Exercise instructions: Reproduce all lines of the listing below in which the word "that" occurs.

[Rows from a dataset]
********
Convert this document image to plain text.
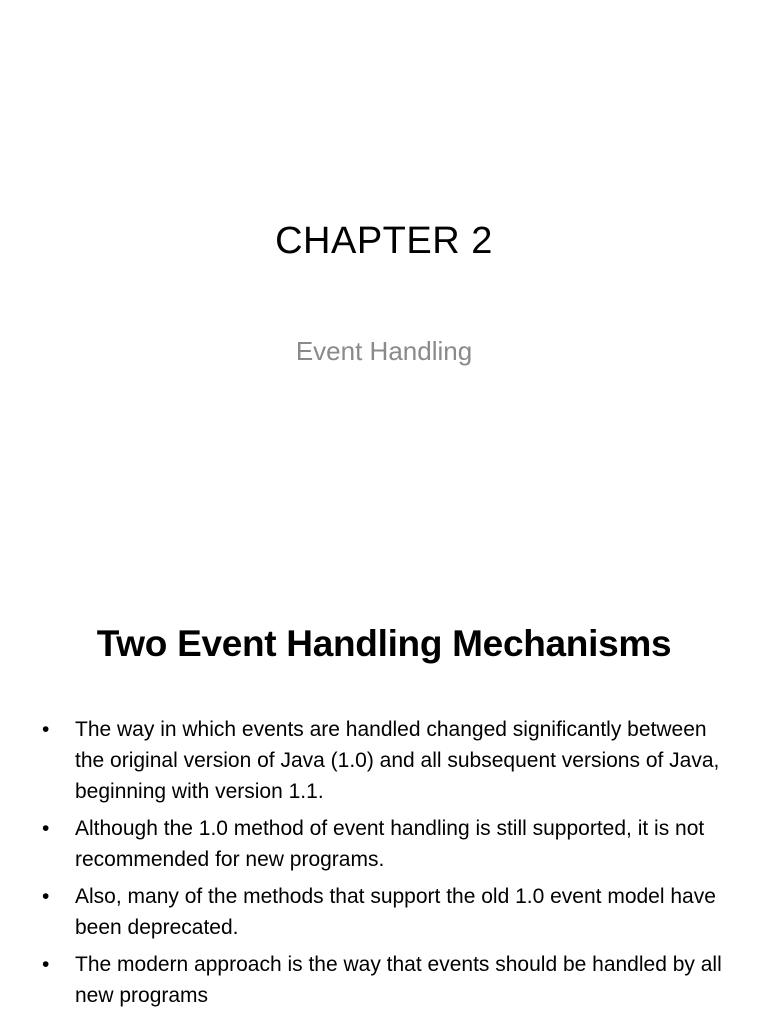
CHAPTER 2
Event Handling
Two Event Handling Mechanisms
•	The way in which events are handled changed significantly between the original version of Java (1.0) and all subsequent versions of Java, beginning with version 1.1.
•	Although the 1.0 method of event handling is still supported, it is not recommended for new programs.
•	Also, many of the methods that support the old 1.0 event model have been deprecated.
•	The modern approach is the way that events should be handled by all new programs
********
Result of this exercise:
•	Also, many of the methods that support the old 1.0 event model have been deprecated.
•	The modern approach is the way that events should be handled by all new programs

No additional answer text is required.